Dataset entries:
— Start —

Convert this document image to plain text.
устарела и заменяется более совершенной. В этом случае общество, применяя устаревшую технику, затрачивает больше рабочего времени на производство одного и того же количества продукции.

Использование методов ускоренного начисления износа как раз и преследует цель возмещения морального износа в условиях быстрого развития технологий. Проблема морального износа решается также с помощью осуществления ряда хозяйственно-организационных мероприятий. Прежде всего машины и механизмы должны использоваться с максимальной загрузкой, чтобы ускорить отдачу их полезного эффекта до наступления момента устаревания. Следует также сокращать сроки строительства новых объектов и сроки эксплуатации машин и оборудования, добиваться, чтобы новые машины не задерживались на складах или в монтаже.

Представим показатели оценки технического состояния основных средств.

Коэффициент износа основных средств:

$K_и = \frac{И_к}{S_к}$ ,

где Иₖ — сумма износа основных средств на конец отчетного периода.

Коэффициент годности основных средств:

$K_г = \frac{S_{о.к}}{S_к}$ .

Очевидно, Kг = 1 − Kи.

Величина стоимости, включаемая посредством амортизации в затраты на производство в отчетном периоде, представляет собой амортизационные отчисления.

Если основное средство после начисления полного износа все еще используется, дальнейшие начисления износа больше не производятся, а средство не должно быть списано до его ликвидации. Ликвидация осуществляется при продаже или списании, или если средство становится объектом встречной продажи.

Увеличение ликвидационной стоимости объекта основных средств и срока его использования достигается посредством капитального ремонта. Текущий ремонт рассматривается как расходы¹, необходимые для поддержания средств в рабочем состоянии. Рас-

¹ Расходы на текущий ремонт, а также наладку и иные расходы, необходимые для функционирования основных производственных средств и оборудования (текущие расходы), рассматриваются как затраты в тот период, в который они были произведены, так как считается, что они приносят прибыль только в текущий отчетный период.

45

— End —

• _Job_: Word for word, quote all of the data above.

• _Complete output_:
Convert this document image to plain text.
устарела и заменяется более совершенной. В этом случае общество, применяя устаревшую технику, затрачивает больше рабочего времени на производство одного и того же количества продукции.

Использование методов ускоренного начисления износа как раз и преследует цель возмещения морального износа в условиях быстрого развития технологий. Проблема морального износа решается также с помощью осуществления ряда хозяйственно-организационных мероприятий. Прежде всего машины и механизмы должны использоваться с максимальной загрузкой, чтобы ускорить отдачу их полезного эффекта до наступления момента устаревания. Следует также сокращать сроки строительства новых объектов и сроки эксплуатации машин и оборудования, добиваться, чтобы новые машины не задерживались на складах или в монтаже.

Представим показатели оценки технического состояния основных средств.

Коэффициент износа основных средств:

$K_и = \frac{И_к}{S_к}$ ,

где Иₖ — сумма износа основных средств на конец отчетного периода.

Коэффициент годности основных средств:

$K_г = \frac{S_{о.к}}{S_к}$ .

Очевидно, Kг = 1 − Kи.

Величина стоимости, включаемая посредством амортизации в затраты на производство в отчетном периоде, представляет собой амортизационные отчисления.

Если основное средство после начисления полного износа все еще используется, дальнейшие начисления износа больше не производятся, а средство не должно быть списано до его ликвидации. Ликвидация осуществляется при продаже или списании, или если средство становится объектом встречной продажи.

Увеличение ликвидационной стоимости объекта основных средств и срока его использования достигается посредством капитального ремонта. Текущий ремонт рассматривается как расходы¹, необходимые для поддержания средств в рабочем состоянии. Рас-

¹ Расходы на текущий ремонт, а также наладку и иные расходы, необходимые для функционирования основных производственных средств и оборудования (текущие расходы), рассматриваются как затраты в тот период, в который они были произведены, так как считается, что они приносят прибыль только в текущий отчетный период.

45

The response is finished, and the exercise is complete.